Textabschnitt
---------------
Das Tonarchiv des Tschechischen Rundfunks Teil 1

Archivní rozhlasové pásy

Auf 80 Jahre Geschichte kann der Tschechische Rundfunk in diesem Jahr zurückblicken. Über viele historische Momente berichteten die Redakteure des Prager Senders in diesen Jahrzehnten. Vieles wäre vielleicht vergessen, gäbe es nicht das Archiv des Tschechischen Rundfunks. Schon oft habe ich Material aus diesem für meine Sendungen bestellt, stets hat es mich überrascht, welche Schätze das Archiv birgt. Anlässlich des 80. Geburtstages des Tschechischen Rundfunks wollte ich nun alles über das Archiv erfahren und traf mich mit Frau Jaroslava Novakova, der Leiterin des Tonarchivs.

Die eben gehörte Aufnahme von Ema Destinova, einer der bekanntesten tschechischen Sopranistinnen, stammt aus dem Jahre 1919 und ist nur eine von vielen kostbaren Musikaufnahmen, die im Archiv des tschechischen Rundfunks lagern. Spricht man von der Größe einer Bibliothek so zählt man die Bände und Bücher in dieser, aber wie stellt man die Größe eines Tonarchivs fest? Genau das fragte ich die Leiterin desselben, Frau Jaroslava Novakova:

"Das Archiv des Tschechischen Rundfunks besteht aus einem Ton- und einem Schriftarchiv. Das Tonarchiv wiederum setzt sich aus einigen Fonds zusammen, da wäre der Archivfond mit seinen rund 10.000 Tonbändern, dann die CD-Bibliothek, die Schallplattensammlung. Es ist schwierig zu sagen, wie viel im Archiv lagert, denn auf einem Tonträger, der in der Regel 80 Minuten lang ist, können 10 oder 15 kürzere Dokumente sein oder ein langes, ein Hörspiel oder eine Rede zum Beispiel. Also insgesamt schätze ich, haben wir ca. 6 Millionen Minuten - und dazu kommen ca. 6 km gedrucktes Material, würde man alles nebeneinander stellen."
---------------
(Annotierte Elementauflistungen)
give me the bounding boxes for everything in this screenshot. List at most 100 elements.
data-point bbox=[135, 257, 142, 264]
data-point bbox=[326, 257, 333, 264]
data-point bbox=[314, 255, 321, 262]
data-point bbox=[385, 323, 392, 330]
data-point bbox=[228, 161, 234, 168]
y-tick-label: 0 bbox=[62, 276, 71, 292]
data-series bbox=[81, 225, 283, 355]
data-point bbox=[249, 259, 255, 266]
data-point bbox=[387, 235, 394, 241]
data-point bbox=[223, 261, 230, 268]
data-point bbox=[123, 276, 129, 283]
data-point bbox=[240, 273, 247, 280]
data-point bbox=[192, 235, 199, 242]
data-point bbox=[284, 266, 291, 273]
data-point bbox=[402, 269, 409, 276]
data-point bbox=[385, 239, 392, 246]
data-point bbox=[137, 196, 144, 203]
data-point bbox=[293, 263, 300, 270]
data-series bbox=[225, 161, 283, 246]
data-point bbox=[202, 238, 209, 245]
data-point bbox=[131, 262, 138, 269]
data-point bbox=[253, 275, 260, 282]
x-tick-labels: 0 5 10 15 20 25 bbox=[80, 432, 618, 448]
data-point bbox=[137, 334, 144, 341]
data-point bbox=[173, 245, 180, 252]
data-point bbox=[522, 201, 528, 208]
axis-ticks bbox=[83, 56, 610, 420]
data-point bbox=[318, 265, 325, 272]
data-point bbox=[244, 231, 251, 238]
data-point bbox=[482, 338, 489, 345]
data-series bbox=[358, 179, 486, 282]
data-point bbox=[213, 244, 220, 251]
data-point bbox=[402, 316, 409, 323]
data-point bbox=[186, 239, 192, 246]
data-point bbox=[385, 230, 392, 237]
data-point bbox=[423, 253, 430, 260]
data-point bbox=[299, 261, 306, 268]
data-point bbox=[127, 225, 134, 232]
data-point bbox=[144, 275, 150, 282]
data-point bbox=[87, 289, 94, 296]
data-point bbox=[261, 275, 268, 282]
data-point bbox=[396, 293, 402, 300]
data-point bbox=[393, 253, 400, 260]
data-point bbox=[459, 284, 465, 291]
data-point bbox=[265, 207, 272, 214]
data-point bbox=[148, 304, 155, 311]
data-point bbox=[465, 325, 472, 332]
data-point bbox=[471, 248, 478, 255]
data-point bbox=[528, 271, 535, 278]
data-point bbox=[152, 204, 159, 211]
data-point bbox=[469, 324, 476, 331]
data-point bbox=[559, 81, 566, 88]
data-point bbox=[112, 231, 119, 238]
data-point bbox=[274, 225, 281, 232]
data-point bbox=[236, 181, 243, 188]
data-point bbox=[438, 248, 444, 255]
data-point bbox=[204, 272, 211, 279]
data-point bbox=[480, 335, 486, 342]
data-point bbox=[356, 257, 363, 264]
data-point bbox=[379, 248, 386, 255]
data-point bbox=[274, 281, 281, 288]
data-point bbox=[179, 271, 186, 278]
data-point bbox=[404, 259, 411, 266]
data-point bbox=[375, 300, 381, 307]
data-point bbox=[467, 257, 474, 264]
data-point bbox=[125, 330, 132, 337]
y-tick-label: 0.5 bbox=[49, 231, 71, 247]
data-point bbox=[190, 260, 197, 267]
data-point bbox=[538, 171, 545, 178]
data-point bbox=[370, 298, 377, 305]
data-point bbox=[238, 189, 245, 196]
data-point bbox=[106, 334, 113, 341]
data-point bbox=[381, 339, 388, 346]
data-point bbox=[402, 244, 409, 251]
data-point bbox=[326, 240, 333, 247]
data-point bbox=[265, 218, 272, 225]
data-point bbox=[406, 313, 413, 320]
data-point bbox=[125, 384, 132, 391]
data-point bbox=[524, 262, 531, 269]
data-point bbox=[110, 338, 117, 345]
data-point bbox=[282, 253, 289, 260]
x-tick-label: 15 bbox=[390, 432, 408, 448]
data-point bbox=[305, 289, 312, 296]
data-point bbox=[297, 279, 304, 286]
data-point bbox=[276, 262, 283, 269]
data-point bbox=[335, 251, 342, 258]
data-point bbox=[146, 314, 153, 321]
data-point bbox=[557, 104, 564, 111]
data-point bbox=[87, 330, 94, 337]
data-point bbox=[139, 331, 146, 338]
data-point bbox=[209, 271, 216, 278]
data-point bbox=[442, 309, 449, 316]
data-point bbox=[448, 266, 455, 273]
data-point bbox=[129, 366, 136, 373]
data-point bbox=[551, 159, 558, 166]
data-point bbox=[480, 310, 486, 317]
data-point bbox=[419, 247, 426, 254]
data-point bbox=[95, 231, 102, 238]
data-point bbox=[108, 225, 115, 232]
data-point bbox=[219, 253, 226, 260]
---------------
Schriftliche Aufgabe
Extrahieren Sie aus dem Text über das Tonarchiv des Tschechischen Rundfunks wortgetreu die Passage von „Auf 80 Jahre“ bis einschließlich „Leiterin des Tonarchivs.“.

Lösung der Aufgabe
Auf 80 Jahre Geschichte kann der Tschechische Rundfunk in diesem Jahr zurückblicken. Über viele historische Momente berichteten die Redakteure des Prager Senders in diesen Jahrzehnten. Vieles wäre vielleicht vergessen, gäbe es nicht das Archiv des Tschechischen Rundfunks. Schon oft habe ich Material aus diesem für meine Sendungen bestellt, stets hat es mich überrascht, welche Schätze das Archiv birgt. Anlässlich des 80. Geburtstages des Tschechischen Rundfunks wollte ich nun alles über das Archiv erfahren und traf mich mit Frau Jaroslava Novakova, der Leiterin des Tonarchivs.